■ Data entries:
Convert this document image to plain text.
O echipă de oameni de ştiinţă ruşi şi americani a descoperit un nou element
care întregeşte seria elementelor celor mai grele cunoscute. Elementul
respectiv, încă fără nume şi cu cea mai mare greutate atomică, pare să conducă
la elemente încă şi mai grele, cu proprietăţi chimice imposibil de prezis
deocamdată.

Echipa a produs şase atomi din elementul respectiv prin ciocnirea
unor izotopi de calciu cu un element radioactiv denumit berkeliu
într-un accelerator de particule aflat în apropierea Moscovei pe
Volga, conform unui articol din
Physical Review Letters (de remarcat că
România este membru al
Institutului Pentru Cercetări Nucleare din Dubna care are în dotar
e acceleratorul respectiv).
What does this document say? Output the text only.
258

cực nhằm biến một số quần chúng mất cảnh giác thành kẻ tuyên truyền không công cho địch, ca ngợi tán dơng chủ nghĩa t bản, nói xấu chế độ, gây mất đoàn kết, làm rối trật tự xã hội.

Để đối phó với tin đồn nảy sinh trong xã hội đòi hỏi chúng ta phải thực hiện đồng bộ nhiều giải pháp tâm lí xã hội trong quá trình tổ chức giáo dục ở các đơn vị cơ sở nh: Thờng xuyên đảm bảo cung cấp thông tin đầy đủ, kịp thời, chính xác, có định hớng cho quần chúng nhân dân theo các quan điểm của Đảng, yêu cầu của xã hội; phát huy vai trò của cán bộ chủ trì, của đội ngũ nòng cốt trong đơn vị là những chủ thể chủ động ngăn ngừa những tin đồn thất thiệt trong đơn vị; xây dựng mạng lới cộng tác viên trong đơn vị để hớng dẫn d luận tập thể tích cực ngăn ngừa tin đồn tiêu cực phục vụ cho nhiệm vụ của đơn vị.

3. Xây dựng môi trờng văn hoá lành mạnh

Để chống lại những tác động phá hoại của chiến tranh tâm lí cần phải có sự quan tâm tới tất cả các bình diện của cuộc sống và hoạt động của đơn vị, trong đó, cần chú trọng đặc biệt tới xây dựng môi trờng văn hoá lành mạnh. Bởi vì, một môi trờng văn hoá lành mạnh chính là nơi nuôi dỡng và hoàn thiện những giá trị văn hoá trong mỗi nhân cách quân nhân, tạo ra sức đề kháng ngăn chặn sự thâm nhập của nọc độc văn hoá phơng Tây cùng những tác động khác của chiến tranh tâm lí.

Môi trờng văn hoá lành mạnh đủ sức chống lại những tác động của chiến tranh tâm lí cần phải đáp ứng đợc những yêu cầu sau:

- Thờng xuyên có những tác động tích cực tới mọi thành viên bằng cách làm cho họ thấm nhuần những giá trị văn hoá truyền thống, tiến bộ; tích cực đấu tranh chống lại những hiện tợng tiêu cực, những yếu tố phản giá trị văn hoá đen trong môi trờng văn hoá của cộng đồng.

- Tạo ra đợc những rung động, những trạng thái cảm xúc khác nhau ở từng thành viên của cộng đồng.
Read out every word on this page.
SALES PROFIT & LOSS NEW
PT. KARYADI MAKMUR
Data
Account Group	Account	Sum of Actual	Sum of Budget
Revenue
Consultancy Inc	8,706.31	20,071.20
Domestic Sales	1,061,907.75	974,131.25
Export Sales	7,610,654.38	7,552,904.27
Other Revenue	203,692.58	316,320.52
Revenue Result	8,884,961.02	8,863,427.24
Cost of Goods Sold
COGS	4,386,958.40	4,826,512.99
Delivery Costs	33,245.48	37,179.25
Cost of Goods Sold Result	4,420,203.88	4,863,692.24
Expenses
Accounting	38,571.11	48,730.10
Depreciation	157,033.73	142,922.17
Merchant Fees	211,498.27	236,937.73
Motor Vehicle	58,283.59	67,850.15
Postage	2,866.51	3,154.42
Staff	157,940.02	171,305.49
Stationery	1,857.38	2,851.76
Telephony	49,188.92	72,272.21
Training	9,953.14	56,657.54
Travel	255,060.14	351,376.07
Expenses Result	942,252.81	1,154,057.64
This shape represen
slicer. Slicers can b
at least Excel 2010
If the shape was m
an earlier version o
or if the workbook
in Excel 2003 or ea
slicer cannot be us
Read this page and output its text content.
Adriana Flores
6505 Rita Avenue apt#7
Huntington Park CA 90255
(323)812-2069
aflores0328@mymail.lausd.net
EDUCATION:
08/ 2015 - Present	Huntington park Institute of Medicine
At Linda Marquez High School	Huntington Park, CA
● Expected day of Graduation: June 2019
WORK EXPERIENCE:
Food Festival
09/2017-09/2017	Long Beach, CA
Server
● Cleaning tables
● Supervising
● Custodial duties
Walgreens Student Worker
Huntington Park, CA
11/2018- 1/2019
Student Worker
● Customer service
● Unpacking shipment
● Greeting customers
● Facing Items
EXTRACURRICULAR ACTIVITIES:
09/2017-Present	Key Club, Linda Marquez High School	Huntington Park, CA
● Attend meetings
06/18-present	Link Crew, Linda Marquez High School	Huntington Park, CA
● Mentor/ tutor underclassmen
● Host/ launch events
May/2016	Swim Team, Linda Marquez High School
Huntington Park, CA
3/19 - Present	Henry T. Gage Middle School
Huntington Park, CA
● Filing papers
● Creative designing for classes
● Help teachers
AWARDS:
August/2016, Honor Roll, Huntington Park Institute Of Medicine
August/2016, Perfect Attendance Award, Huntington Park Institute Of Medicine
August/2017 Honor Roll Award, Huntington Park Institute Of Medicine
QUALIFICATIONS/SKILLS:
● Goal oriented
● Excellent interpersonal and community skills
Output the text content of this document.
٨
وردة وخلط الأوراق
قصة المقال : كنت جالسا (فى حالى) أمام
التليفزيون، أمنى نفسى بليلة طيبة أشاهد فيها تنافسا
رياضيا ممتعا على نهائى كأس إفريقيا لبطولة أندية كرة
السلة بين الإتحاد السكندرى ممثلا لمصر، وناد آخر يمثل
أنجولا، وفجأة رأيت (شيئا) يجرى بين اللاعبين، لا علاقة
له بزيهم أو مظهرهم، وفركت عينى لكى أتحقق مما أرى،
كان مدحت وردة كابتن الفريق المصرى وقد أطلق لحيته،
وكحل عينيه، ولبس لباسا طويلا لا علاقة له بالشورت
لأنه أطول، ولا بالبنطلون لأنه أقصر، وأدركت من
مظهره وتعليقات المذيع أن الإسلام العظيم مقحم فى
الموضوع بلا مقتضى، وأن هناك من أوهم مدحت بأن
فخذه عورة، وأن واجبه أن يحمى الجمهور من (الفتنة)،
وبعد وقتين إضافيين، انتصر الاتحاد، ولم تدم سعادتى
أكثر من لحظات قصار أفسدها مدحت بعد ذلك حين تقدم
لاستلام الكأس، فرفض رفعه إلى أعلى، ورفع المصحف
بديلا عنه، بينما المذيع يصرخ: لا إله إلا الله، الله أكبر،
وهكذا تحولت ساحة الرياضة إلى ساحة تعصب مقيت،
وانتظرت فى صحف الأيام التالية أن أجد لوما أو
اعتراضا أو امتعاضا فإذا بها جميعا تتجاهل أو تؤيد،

■ Stated task: Pick out each line in the material containing "chống".

■ Response to this task:
Để chống lại những tác động phá hoại của chiến tranh tâm lí cần phải có sự quan tâm tới tất cả các bình diện của cuộc sống và hoạt động của đơn vị, trong đó, cần chú trọng đặc biệt tới xây dựng môi trờng văn hoá lành mạnh. Bởi vì, một môi trờng văn hoá lành mạnh chính là nơi nuôi dỡng và hoàn thiện những giá trị văn hoá trong mỗi nhân cách quân nhân, tạo ra sức đề kháng ngăn chặn sự thâm nhập của nọc độc văn hoá phơng Tây cùng những tác động khác của chiến tranh tâm lí.
Môi trờng văn hoá lành mạnh đủ sức chống lại những tác động của chiến tranh tâm lí cần phải đáp ứng đợc những yêu cầu sau:
- Thờng xuyên có những tác động tích cực tới mọi thành viên bằng cách làm cho họ thấm nhuần những giá trị văn hoá truyền thống, tiến bộ; tích cực đấu tranh chống lại những hiện tợng tiêu cực, những yếu tố phản giá trị văn hoá đen trong môi trờng văn hoá của cộng đồng.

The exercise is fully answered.